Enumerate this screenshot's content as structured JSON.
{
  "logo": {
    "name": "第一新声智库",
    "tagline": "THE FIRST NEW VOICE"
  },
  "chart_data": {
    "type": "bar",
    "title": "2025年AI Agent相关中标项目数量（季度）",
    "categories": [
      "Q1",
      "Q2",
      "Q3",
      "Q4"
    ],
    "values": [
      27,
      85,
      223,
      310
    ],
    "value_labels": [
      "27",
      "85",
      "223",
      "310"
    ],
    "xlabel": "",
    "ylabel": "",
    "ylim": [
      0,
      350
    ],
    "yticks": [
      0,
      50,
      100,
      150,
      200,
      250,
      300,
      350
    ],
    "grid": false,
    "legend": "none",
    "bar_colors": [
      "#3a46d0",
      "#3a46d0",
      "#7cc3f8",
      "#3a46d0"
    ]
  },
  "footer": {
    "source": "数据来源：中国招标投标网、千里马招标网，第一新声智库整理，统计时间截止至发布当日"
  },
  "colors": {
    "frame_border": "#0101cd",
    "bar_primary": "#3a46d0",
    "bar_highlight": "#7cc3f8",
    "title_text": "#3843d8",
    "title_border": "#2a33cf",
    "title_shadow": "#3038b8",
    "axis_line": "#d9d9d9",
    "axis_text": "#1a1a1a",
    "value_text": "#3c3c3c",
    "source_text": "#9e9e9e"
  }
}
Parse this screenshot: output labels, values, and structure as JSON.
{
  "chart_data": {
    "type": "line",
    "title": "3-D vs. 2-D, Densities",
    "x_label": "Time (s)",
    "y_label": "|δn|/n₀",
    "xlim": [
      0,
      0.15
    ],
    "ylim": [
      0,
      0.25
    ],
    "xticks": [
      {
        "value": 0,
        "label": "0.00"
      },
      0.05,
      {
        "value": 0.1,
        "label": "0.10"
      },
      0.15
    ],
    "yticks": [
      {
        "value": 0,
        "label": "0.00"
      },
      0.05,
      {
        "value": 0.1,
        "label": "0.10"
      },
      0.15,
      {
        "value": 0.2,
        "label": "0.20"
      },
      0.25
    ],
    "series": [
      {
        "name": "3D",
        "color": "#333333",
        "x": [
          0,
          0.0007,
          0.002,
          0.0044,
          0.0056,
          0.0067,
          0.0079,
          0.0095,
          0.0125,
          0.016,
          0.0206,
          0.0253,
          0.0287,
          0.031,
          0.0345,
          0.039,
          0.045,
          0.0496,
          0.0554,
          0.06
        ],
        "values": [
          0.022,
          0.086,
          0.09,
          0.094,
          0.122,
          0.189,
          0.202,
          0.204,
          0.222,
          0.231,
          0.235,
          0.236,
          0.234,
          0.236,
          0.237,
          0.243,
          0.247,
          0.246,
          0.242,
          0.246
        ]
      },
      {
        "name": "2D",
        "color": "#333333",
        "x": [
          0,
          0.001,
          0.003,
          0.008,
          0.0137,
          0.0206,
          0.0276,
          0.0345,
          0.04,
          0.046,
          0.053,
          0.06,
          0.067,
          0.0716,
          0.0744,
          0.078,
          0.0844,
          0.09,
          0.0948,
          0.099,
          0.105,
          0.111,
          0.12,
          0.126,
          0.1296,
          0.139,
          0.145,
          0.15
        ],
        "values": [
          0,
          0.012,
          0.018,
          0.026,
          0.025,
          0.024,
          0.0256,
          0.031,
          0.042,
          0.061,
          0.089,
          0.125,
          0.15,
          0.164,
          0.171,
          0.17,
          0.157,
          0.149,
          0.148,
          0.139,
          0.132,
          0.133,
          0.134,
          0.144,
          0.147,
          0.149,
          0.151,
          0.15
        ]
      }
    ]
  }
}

§

**The exercise:**
Scan the records above for the string "this", then select every line that holds it.

**Task result:**
Enumerate this screenshot's content as structured JSON.
Parse this screenshot: output labels, values, and structure as JSON.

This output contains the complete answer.